(Collection entries)
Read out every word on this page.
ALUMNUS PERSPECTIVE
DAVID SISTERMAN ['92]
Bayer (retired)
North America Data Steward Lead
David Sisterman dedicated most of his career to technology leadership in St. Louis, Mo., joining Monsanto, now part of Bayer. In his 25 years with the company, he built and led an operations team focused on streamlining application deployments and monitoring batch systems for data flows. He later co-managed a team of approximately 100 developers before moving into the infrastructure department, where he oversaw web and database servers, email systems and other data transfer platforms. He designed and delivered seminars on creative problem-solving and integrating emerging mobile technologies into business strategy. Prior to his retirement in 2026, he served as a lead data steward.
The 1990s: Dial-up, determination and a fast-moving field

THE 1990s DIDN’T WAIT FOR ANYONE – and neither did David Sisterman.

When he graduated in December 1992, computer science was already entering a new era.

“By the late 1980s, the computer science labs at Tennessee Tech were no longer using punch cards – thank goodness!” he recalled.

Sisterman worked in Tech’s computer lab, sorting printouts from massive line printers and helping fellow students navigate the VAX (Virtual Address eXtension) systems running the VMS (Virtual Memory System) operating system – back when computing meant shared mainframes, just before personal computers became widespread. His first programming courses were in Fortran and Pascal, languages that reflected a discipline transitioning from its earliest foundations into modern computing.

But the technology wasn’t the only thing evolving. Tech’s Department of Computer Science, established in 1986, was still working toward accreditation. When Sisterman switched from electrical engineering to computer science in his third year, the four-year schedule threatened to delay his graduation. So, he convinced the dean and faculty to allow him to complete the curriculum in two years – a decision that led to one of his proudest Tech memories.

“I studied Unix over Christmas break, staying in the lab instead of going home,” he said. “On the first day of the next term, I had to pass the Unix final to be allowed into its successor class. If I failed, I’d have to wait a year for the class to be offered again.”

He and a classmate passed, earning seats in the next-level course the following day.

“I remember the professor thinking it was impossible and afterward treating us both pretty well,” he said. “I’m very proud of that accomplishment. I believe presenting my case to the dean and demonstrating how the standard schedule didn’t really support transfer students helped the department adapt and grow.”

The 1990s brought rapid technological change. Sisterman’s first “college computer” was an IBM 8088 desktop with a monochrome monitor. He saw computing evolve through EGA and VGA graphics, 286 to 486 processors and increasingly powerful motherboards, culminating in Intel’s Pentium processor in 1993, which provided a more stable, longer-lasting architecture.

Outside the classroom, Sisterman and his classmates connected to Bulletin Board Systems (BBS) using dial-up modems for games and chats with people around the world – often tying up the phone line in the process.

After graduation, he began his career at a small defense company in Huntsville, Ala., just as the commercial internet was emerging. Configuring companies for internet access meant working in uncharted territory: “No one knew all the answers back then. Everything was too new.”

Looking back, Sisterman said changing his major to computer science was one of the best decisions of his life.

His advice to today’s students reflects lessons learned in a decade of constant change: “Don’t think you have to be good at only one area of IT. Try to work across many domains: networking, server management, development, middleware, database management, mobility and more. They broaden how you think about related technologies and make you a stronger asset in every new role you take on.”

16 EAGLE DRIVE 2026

**Set exercise:**
Check each line of the entries for the string "more". Copy the lines that have it.

**Expected answer:**
The 1990s brought rapid technological change. Sisterman’s first “college computer” was an IBM 8088 desktop with a monochrome monitor. He saw computing evolve through EGA and VGA graphics, 286 to 486 processors and increasingly powerful motherboards, culminating in Intel’s Pentium processor in 1993, which provided a more stable, longer-lasting architecture.
His advice to today’s students reflects lessons learned in a decade of constant change: “Don’t think you have to be good at only one area of IT. Try to work across many domains: networking, server management, development, middleware, database management, mobility and more. They broaden how you think about related technologies and make you a stronger asset in every new role you take on.”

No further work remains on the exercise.